(TO BE DONE) Transcribe the material in full. Nothing should differ except that the pictures are left out.
══ RECORDS SUPPLIED ══
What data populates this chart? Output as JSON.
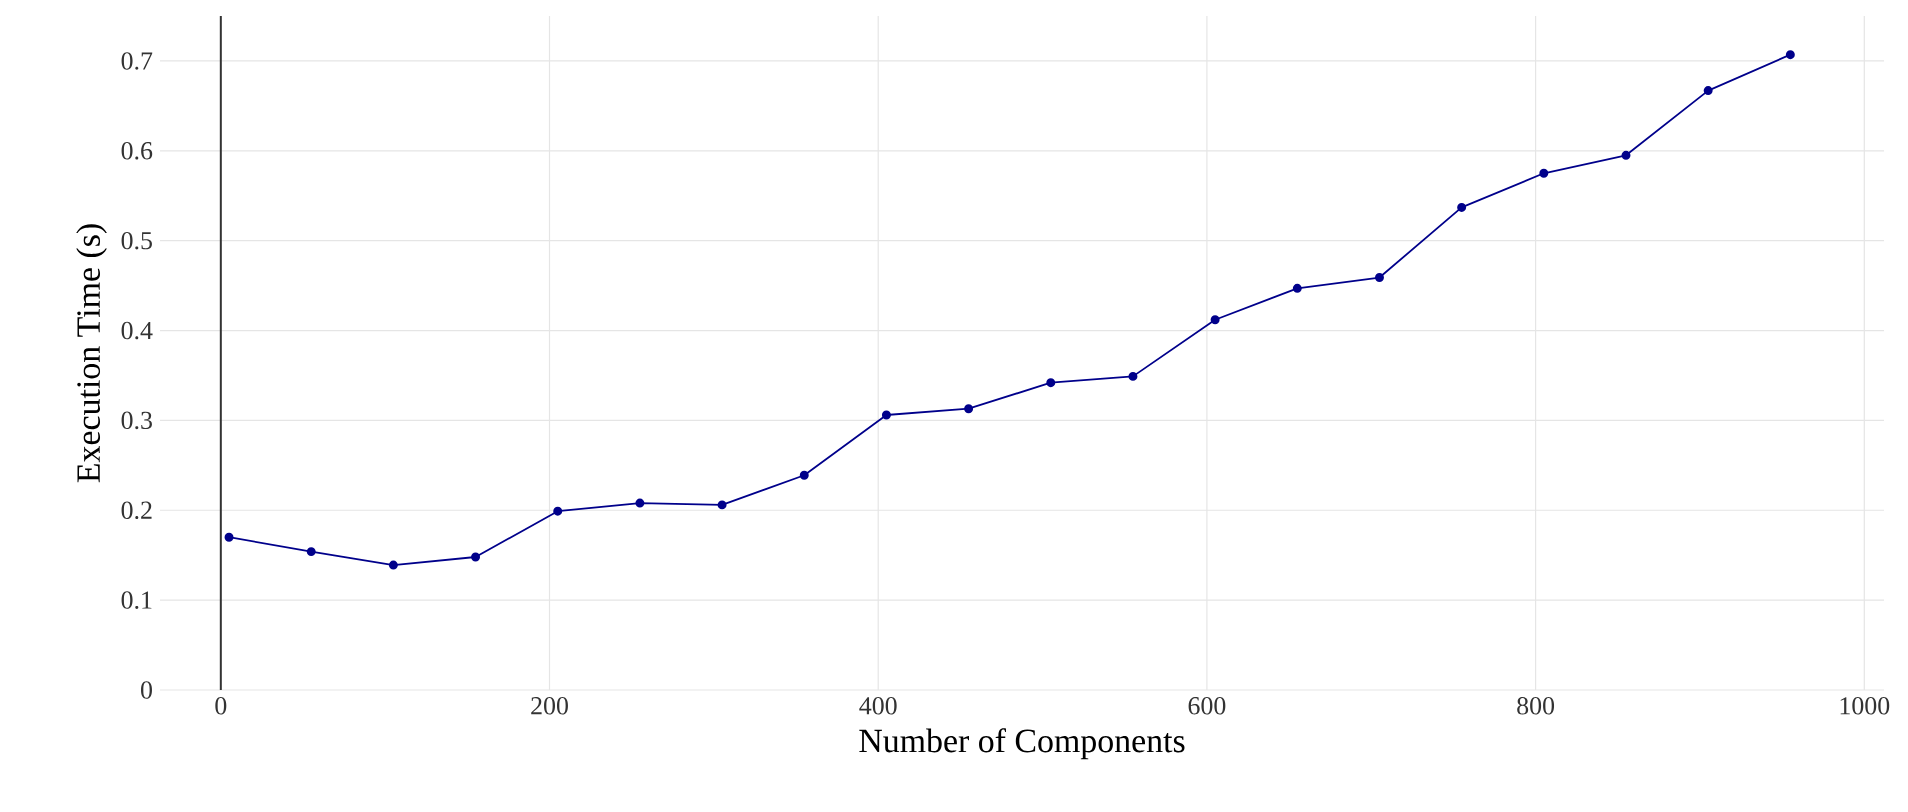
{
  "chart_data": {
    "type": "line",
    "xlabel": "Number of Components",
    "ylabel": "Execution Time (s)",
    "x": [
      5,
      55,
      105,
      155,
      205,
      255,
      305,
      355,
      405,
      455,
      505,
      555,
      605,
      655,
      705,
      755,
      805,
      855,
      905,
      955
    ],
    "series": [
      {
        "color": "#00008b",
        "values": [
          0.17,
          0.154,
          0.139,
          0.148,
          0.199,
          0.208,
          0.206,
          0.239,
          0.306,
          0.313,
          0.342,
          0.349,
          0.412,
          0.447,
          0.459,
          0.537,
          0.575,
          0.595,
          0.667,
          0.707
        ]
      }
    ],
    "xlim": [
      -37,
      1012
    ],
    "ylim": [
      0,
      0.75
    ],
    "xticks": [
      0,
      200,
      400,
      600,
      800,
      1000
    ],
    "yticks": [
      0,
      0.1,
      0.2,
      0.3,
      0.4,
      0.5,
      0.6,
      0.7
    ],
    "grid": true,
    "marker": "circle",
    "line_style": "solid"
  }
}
═══
(THE SOLUTION)
What data populates this chart? Output as JSON.
{
  "chart_data": {
    "type": "line",
    "xlabel": "Number of Components",
    "ylabel": "Execution Time (s)",
    "x": [
      5,
      55,
      105,
      155,
      205,
      255,
      305,
      355,
      405,
      455,
      505,
      555,
      605,
      655,
      705,
      755,
      805,
      855,
      905,
      955
    ],
    "series": [
      {
        "color": "#00008b",
        "values": [
          0.17,
          0.154,
          0.139,
          0.148,
          0.199,
          0.208,
          0.206,
          0.239,
          0.306,
          0.313,
          0.342,
          0.349,
          0.412,
          0.447,
          0.459,
          0.537,
          0.575,
          0.595,
          0.667,
          0.707
        ]
      }
    ],
    "xlim": [
      -37,
      1012
    ],
    "ylim": [
      0,
      0.75
    ],
    "xticks": [
      0,
      200,
      400,
      600,
      800,
      1000
    ],
    "yticks": [
      0,
      0.1,
      0.2,
      0.3,
      0.4,
      0.5,
      0.6,
      0.7
    ],
    "grid": true,
    "marker": "circle",
    "line_style": "solid"
  }
}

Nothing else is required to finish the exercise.